**Directions for this task**. Work out the number of lines in the records that include the word "Thickness"; reply with that number alone.
>> Start Data provided
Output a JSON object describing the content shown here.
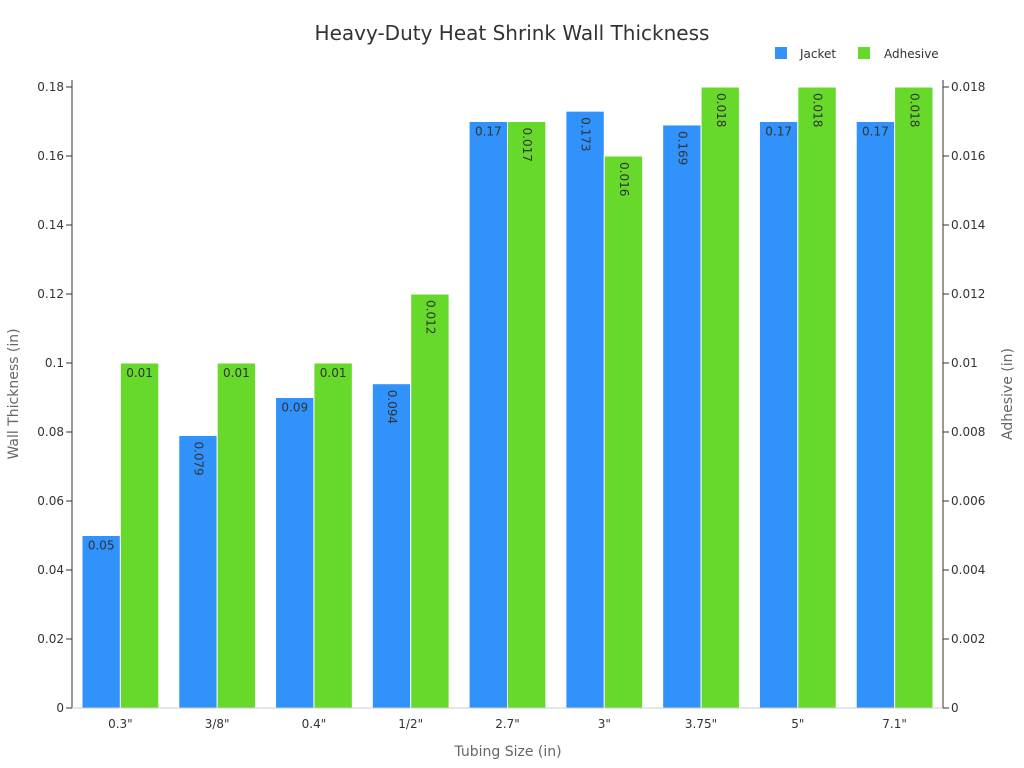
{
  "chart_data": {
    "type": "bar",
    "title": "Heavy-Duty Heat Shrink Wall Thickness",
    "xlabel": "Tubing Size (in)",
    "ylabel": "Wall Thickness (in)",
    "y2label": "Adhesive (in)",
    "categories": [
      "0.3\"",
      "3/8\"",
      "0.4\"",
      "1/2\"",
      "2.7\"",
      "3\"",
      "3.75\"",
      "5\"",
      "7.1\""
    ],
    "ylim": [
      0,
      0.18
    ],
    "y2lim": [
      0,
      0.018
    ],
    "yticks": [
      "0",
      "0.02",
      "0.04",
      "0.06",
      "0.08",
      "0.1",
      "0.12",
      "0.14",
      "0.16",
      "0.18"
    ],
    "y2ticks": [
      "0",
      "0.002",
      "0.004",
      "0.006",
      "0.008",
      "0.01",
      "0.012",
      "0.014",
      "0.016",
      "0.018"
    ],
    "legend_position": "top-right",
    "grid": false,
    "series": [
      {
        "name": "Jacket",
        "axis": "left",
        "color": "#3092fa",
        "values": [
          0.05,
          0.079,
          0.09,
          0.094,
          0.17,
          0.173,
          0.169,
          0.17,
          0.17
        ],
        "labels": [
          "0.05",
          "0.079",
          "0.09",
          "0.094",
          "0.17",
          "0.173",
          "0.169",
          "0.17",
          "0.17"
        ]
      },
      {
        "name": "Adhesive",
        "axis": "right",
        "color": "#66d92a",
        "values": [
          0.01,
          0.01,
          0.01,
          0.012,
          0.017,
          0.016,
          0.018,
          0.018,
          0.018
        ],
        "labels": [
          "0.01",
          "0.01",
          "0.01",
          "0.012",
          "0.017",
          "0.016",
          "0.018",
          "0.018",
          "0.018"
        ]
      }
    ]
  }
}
>> End Data provided
**Task solution**. 2